- What the exercise asks:
In your copy, include every line of the listing below exactly but none of the pictures.

+---+

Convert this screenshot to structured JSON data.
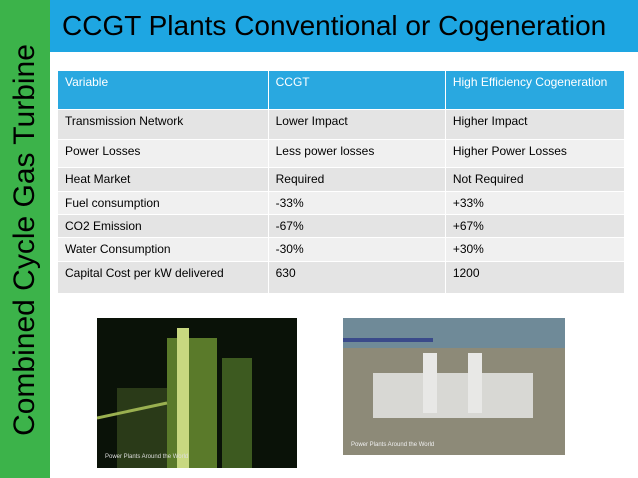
{
  "side_title": "Combined Cycle Gas Turbine",
  "header": {
    "title": "CCGT Plants Conventional or Cogeneration"
  },
  "table": {
    "columns": [
      "Variable",
      "CCGT",
      "High Efficiency Cogeneration"
    ],
    "rows": [
      [
        "Transmission Network",
        "Lower Impact",
        "Higher Impact"
      ],
      [
        "Power Losses",
        "Less power losses",
        "Higher Power Losses"
      ],
      [
        "Heat Market",
        "Required",
        "Not Required"
      ],
      [
        "Fuel consumption",
        "-33%",
        "+33%"
      ],
      [
        "CO2 Emission",
        "-67%",
        "+67%"
      ],
      [
        "Water Consumption",
        "-30%",
        "+30%"
      ],
      [
        "Capital Cost per kW delivered",
        "630",
        "1200"
      ]
    ]
  },
  "images": [
    {
      "caption": "Power Plants Around the World"
    },
    {
      "caption": "Power Plants Around the World"
    }
  ]
}
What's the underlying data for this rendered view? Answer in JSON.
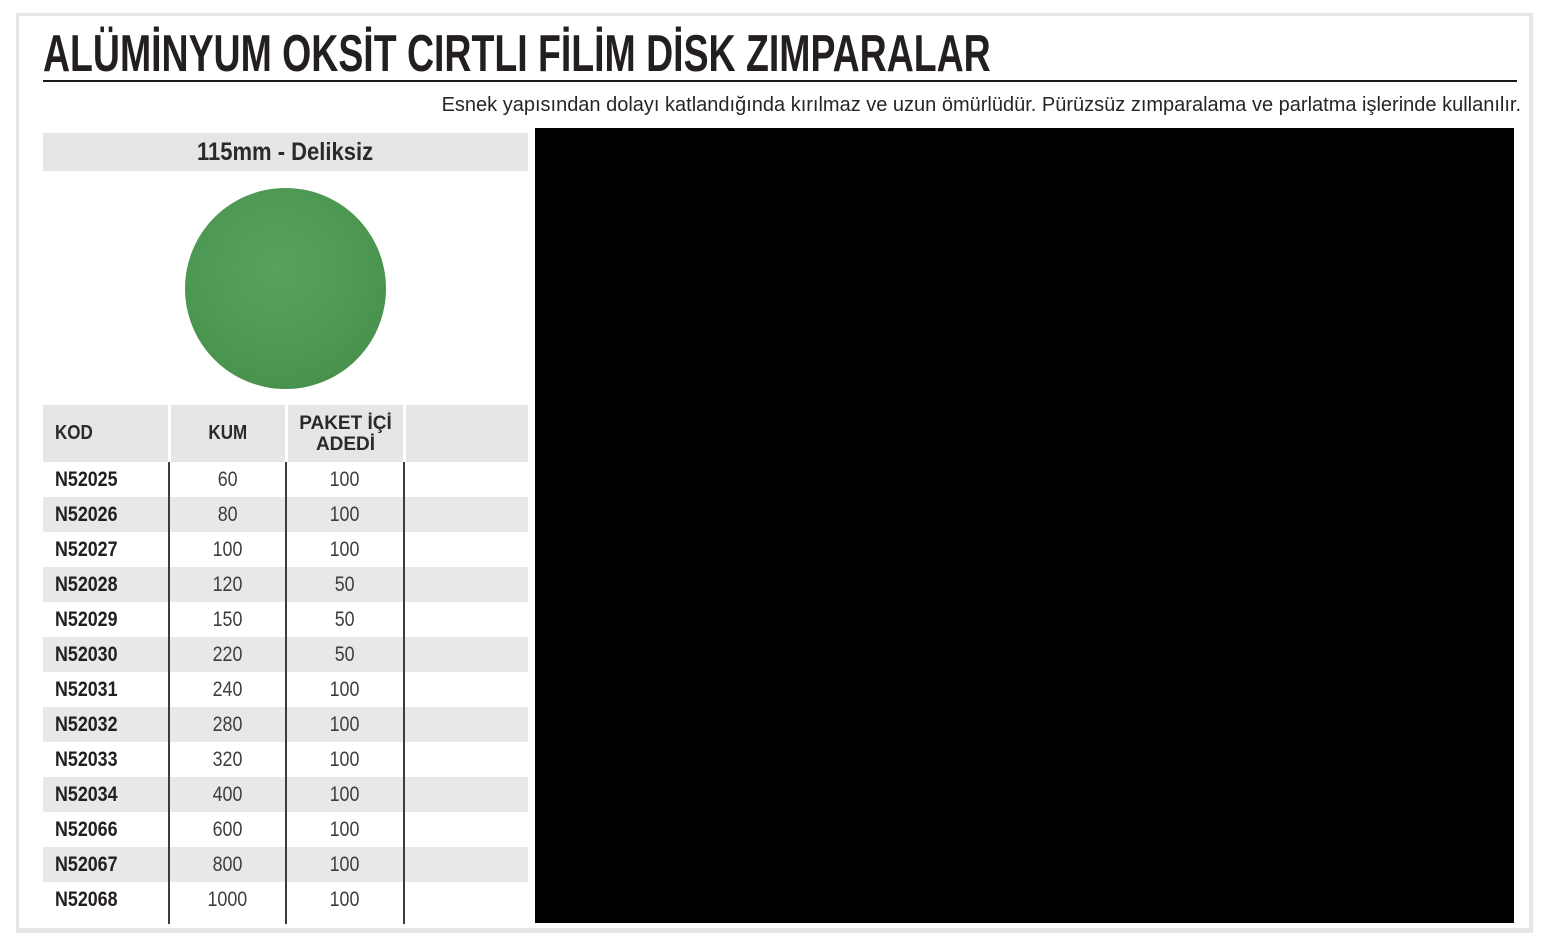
{
  "document": {
    "title": "ALÜMİNYUM OKSİT CIRTLI FİLİM DİSK ZIMPARALAR",
    "subtitle": "Esnek yapısından dolayı katlandığında kırılmaz ve uzun ömürlüdür. Pürüzsüz zımparalama ve parlatma işlerinde kullanılır."
  },
  "product_panel": {
    "header": "115mm - Deliksiz",
    "image": {
      "name": "green-sanding-disc",
      "color": "#4f9b53"
    },
    "table": {
      "columns": [
        "KOD",
        "KUM",
        "PAKET İÇİ ADEDİ",
        ""
      ],
      "rows": [
        [
          "N52025",
          "60",
          "100"
        ],
        [
          "N52026",
          "80",
          "100"
        ],
        [
          "N52027",
          "100",
          "100"
        ],
        [
          "N52028",
          "120",
          "50"
        ],
        [
          "N52029",
          "150",
          "50"
        ],
        [
          "N52030",
          "220",
          "50"
        ],
        [
          "N52031",
          "240",
          "100"
        ],
        [
          "N52032",
          "280",
          "100"
        ],
        [
          "N52033",
          "320",
          "100"
        ],
        [
          "N52034",
          "400",
          "100"
        ],
        [
          "N52066",
          "600",
          "100"
        ],
        [
          "N52067",
          "800",
          "100"
        ],
        [
          "N52068",
          "1000",
          "100"
        ]
      ]
    }
  },
  "right_area": {
    "description": "unrendered black image area"
  },
  "colors": {
    "accent_green": "#4f9b53",
    "band_gray": "#e7e6e6",
    "alt_row_gray": "#e8e8e8",
    "text_dark": "#231f20",
    "black_area": "#000000"
  }
}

+---+

- Result for this exercise:
Convert this screenshot to structured JSON data.
{
  "side_title": "Combined Cycle Gas Turbine",
  "header": {
    "title": "CCGT Plants Conventional or Cogeneration"
  },
  "table": {
    "columns": [
      "Variable",
      "CCGT",
      "High Efficiency Cogeneration"
    ],
    "rows": [
      [
        "Transmission Network",
        "Lower Impact",
        "Higher Impact"
      ],
      [
        "Power Losses",
        "Less power losses",
        "Higher Power Losses"
      ],
      [
        "Heat Market",
        "Required",
        "Not Required"
      ],
      [
        "Fuel consumption",
        "-33%",
        "+33%"
      ],
      [
        "CO2 Emission",
        "-67%",
        "+67%"
      ],
      [
        "Water Consumption",
        "-30%",
        "+30%"
      ],
      [
        "Capital Cost per kW delivered",
        "630",
        "1200"
      ]
    ]
  },
  "images": [
    {
      "caption": "Power Plants Around the World"
    },
    {
      "caption": "Power Plants Around the World"
    }
  ]
}
What's the underlying data for this rendered view? Answer in JSON.
{
  "document": {
    "title": "ALÜMİNYUM OKSİT CIRTLI FİLİM DİSK ZIMPARALAR",
    "subtitle": "Esnek yapısından dolayı katlandığında kırılmaz ve uzun ömürlüdür. Pürüzsüz zımparalama ve parlatma işlerinde kullanılır."
  },
  "product_panel": {
    "header": "115mm - Deliksiz",
    "image": {
      "name": "green-sanding-disc",
      "color": "#4f9b53"
    },
    "table": {
      "columns": [
        "KOD",
        "KUM",
        "PAKET İÇİ ADEDİ",
        ""
      ],
      "rows": [
        [
          "N52025",
          "60",
          "100"
        ],
        [
          "N52026",
          "80",
          "100"
        ],
        [
          "N52027",
          "100",
          "100"
        ],
        [
          "N52028",
          "120",
          "50"
        ],
        [
          "N52029",
          "150",
          "50"
        ],
        [
          "N52030",
          "220",
          "50"
        ],
        [
          "N52031",
          "240",
          "100"
        ],
        [
          "N52032",
          "280",
          "100"
        ],
        [
          "N52033",
          "320",
          "100"
        ],
        [
          "N52034",
          "400",
          "100"
        ],
        [
          "N52066",
          "600",
          "100"
        ],
        [
          "N52067",
          "800",
          "100"
        ],
        [
          "N52068",
          "1000",
          "100"
        ]
      ]
    }
  },
  "right_area": {
    "description": "unrendered black image area"
  },
  "colors": {
    "accent_green": "#4f9b53",
    "band_gray": "#e7e6e6",
    "alt_row_gray": "#e8e8e8",
    "text_dark": "#231f20",
    "black_area": "#000000"
  }
}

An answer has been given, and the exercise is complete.